- Required task:
Please reproduce the items verbatim, covering the stretch from their first line through the line containing "y-tick-label: 80000 xyxy=(39,242,84,259)".

--- START Input material ---

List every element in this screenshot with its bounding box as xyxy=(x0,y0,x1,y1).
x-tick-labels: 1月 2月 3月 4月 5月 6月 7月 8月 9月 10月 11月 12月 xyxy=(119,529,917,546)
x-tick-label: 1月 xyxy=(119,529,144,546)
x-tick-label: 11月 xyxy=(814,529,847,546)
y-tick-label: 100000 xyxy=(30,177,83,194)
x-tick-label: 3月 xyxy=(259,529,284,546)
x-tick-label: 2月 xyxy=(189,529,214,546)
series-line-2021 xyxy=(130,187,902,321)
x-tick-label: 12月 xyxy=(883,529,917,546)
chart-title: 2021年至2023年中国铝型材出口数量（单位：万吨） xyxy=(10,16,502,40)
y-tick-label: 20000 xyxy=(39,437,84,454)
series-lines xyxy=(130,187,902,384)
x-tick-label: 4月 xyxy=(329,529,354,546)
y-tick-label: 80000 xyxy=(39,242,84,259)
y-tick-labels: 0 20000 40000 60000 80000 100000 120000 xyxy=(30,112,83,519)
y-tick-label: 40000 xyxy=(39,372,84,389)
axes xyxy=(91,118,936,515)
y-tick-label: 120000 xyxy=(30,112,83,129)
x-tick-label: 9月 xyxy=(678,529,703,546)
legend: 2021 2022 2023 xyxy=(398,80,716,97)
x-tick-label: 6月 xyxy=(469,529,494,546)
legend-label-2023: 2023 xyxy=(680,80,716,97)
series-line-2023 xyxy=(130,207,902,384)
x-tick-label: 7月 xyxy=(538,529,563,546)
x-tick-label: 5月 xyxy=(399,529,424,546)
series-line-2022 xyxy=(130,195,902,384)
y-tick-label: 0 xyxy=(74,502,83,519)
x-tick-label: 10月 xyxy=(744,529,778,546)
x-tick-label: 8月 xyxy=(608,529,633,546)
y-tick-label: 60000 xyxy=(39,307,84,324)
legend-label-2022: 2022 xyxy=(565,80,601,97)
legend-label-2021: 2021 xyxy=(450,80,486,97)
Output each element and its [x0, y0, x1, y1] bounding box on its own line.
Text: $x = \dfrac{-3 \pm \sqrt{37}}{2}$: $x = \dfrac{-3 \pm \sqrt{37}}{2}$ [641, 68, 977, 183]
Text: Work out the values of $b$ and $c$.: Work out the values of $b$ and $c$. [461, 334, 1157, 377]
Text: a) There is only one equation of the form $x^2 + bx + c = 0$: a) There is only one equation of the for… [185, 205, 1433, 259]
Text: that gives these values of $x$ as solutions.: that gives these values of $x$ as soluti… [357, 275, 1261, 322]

--- END Input material ---

- Problem solution:
List every element in this screenshot with its bounding box as xyxy=(x0,y0,x1,y1).
x-tick-labels: 1月 2月 3月 4月 5月 6月 7月 8月 9月 10月 11月 12月 xyxy=(119,529,917,546)
x-tick-label: 1月 xyxy=(119,529,144,546)
x-tick-label: 11月 xyxy=(814,529,847,546)
y-tick-label: 100000 xyxy=(30,177,83,194)
x-tick-label: 3月 xyxy=(259,529,284,546)
x-tick-label: 2月 xyxy=(189,529,214,546)
series-line-2021 xyxy=(130,187,902,321)
x-tick-label: 12月 xyxy=(883,529,917,546)
chart-title: 2021年至2023年中国铝型材出口数量（单位：万吨） xyxy=(10,16,502,40)
y-tick-label: 20000 xyxy=(39,437,84,454)
series-lines xyxy=(130,187,902,384)
x-tick-label: 4月 xyxy=(329,529,354,546)
y-tick-label: 80000 xyxy=(39,242,84,259)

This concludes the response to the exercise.